** Opening EXERCISE TEXT block **
The convergence of legal venues for gay dancing and a distinct style of DJing would alone define a start point for disco; simultaneously , there was also a convergence in the record industry that was timed almost exactly the same. In counterpoint to Detroit's genre of social dancing, Chicago and particularly Philadelphia in 1969 and 1970 were creating dance music with less Motown clip-clop rhythms. These types of recordings were precisely what the NY club dancers and DJs desired for long-format sequences, and the popularity in the clubs motivated the musicians to create extensions and variations (and imitations) on the themes. Certain record companies that promoted these types of recordings ramped production or were formed in 1969. These include Neptune, Phil-A-of-Soul, Brunswick, Dakar, Wand, and Invictus. A team of rhythm players co-produced with writers, arrangers, and orchestra moonlighters in Philadelphia to create a funky yet lush sound, while in Chicago a smaller, shorter-lived team was doing their own version of this type of music. The genre would filter through not only the discotheques in Manhattan and Fire Island but also through radio (WDAS) in Philadelphia and TV (Soul Train) in Chicago.

In these ways 1969 becomes the birth year for disco. Phi-Chi music plays big in NY.

An end date for the genre is less anchored. After all, the disco style of nightclubbing has yet to go away. Throngs still go to clubs where DJs play sequences of continuous music. So if there is no end date to be derived from the disco format of nightlife, one has to look at the style of music for the bookend to 1969. Here, the most obvious discontinuity between disco and the genre that succeeded it, alternately called "club," "dance," or "urban," is not in vocals, tempo, or melodic structure so much as in instrumentation.

In disco rhythm sections, percussion was varied but carved a wide space for congas and organic drums, while the bass section was largely electric bass guitar. A sub genre of disco was electronic, but the 70s were mostly characterized with organic percussion and electric bass. In club music, percussion was increasingly or even wholly synthesized and the bass portions of arrangements were provided by keyboard synths. Additionally, when disco recordings used background washes and counterpoint, they used organic orchestral arrangements as often as synthesizer washes, while club music virtually eliminated strings.

But where to pinpoint the shift? The disco format predominates throughout 1980 and is all but missing in 1983. The interim years of 81 and 82 reflect a mix of the two. In January 1981 75% of new releases on Billboard's Disco Chart actually cohere to the organic percussion/electric bass guitar format of disco. By the summer, about a third of new releases display the disco instrumentation in any given month. The majority of the releases by that point utilize the synth drum/ synth bass format of club music, or were New Wave, Hi NRG, New Romantic, or Funk releases that shared the synth instrumentation.

A critical mass in the summer of 81 might be in August when Evelyn King's I'm In Love topped discotheque playlists and the Billboard chart that also contained Rene & Angela's I Love You More, Keni Burke's You're The Best, and Marc Sadane's Sit Up. All tilted into club rather than disco instrumentation, and King's record was a defining one for 1981. It was, produced by Morrie Brown, an example of the "3 Brown" transition into club music. Morrie Brown, Ollie Brown, Rodney Brown & Willie Lester each produced recordings that used the synth drum/synth bass during the second half of 1981 and were part of the coming production tide that swept not only dance but then pop music in general.

So, herein, summer 1981 will mark the shift from the disco genre (July) to the club genre (August). Oftentimes recordings released after summer 1981 that adhere to the disco instrumentation are now called Boogie or Modern Soul. By 1983 club music had various sub genres. These include Freestyle (up-tempo poly-percussive synthesized drum programs with Latin or soul vocals), Electro (up- or mid-tempo poly-percussive synthesized drum programs with rock or no vocals), and Synco-Pace (mid- or down-tempo syncopated synthesized drum programs with soul vocals) all using synthesized bass lines (see Appendix 8).
** Closing EXERCISE TEXT block **
WHAT IS BEING ASKED: In the disco text, what year is named as the birth year for disco? The items come from a separate source unrelated to the disco text.
** Opening LISTED RECORDS block **
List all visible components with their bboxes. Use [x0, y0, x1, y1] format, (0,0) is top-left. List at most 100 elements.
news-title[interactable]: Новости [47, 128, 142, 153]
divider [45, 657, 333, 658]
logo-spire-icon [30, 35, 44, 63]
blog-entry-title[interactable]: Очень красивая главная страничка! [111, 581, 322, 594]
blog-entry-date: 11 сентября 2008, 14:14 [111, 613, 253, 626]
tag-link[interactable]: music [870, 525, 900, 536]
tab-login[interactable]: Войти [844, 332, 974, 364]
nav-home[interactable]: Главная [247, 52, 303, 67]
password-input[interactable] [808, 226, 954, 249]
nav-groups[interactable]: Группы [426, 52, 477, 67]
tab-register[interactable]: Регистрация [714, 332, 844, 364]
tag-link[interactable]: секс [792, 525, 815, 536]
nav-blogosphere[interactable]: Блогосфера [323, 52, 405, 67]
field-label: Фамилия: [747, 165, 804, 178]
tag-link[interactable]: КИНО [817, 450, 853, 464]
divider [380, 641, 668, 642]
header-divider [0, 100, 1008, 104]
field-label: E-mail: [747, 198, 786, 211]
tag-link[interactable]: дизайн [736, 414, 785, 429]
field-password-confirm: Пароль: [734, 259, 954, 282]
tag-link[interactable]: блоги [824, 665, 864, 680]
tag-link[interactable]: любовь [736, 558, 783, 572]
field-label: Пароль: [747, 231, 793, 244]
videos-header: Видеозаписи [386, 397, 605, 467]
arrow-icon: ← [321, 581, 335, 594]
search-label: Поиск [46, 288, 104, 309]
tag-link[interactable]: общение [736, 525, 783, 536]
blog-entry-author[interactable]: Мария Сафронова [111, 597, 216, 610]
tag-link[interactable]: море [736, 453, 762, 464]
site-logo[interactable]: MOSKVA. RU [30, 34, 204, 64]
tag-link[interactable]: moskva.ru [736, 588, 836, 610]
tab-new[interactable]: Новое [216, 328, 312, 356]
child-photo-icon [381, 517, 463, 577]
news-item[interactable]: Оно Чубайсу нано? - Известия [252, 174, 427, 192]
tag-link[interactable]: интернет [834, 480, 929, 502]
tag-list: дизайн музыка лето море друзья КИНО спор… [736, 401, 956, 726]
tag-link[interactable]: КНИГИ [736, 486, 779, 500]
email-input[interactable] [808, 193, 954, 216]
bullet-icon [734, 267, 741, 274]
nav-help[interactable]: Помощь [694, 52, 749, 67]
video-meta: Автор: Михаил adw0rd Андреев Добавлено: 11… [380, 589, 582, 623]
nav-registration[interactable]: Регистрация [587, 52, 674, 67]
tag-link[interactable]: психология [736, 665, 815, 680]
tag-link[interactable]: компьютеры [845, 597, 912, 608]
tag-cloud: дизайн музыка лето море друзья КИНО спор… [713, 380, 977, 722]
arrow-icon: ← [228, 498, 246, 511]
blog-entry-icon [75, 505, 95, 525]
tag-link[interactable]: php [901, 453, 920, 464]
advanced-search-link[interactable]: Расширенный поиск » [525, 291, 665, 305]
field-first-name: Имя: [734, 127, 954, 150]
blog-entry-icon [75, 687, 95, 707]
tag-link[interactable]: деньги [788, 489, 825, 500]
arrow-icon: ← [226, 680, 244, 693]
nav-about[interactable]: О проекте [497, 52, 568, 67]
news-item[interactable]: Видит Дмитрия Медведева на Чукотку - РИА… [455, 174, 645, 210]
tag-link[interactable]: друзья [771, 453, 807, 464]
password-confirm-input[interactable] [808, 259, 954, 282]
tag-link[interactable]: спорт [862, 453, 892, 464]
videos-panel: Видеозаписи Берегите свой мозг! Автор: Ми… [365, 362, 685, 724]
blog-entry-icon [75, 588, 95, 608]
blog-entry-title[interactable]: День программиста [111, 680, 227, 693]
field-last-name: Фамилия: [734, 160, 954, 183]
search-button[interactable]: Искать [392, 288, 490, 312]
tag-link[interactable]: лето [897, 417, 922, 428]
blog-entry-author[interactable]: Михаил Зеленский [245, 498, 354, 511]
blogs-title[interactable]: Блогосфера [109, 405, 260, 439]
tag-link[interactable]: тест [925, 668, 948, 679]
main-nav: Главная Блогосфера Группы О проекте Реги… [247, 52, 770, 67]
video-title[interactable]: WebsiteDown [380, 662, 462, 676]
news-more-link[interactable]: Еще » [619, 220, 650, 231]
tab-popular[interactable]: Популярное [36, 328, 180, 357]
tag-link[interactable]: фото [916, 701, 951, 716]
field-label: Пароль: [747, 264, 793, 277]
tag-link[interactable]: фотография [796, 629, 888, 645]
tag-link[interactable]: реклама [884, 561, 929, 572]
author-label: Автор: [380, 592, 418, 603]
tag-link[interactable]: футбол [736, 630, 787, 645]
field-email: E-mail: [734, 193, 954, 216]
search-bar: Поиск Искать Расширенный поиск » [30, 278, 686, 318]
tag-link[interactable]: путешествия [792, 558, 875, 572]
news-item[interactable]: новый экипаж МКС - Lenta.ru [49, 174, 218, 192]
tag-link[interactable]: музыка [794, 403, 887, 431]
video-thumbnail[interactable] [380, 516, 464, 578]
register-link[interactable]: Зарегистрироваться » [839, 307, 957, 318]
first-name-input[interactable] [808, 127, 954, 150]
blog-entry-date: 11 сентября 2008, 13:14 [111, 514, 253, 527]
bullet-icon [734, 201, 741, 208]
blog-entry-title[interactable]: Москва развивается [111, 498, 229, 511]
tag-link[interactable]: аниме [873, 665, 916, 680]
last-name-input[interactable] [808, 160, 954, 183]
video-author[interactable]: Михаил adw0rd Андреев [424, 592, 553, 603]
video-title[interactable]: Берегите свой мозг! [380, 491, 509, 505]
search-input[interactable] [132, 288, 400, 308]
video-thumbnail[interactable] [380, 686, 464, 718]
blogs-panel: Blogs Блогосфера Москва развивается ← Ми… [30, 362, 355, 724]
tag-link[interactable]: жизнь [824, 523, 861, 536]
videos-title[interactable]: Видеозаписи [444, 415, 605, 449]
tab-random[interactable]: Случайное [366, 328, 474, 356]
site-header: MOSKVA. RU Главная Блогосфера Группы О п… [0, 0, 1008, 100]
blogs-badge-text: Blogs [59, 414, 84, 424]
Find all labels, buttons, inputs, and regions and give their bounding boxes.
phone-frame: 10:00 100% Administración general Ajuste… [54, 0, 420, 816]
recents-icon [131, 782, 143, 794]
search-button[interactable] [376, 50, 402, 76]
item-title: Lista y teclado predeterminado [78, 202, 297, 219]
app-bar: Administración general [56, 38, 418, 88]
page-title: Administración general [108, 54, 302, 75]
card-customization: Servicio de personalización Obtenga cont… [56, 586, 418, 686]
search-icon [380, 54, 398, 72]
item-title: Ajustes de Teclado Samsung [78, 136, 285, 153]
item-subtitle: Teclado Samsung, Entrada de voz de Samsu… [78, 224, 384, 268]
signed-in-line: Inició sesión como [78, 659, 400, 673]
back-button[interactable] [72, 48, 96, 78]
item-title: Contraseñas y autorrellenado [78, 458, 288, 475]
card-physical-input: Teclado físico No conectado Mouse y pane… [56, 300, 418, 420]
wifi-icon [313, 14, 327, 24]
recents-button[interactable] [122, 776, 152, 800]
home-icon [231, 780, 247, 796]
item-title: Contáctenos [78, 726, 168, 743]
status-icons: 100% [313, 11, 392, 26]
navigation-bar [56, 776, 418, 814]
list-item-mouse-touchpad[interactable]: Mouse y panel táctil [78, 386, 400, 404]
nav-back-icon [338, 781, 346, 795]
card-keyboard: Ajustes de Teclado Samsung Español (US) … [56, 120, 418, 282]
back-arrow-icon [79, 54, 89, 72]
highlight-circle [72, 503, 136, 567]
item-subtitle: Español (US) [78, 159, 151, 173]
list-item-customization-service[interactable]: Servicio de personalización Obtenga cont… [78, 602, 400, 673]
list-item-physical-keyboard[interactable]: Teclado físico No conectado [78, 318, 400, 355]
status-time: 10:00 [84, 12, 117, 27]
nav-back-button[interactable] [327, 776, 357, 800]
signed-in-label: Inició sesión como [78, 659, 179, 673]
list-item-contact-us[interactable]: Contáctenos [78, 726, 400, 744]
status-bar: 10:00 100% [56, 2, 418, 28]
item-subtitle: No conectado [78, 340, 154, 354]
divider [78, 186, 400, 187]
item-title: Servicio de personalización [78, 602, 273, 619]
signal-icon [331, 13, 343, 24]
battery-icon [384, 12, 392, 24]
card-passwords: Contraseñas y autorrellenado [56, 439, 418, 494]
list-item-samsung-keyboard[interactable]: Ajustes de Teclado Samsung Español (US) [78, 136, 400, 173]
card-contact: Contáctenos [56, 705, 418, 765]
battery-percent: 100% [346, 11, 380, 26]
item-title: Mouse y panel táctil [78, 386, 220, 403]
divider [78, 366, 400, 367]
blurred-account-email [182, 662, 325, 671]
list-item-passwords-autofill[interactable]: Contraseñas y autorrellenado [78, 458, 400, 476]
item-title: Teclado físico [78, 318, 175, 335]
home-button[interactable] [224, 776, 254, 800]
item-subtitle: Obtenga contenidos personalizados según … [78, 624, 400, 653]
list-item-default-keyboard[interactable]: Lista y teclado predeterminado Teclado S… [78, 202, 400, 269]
** Closing LISTED RECORDS block **
SOLUTION TO THIS EXERCISE: 1969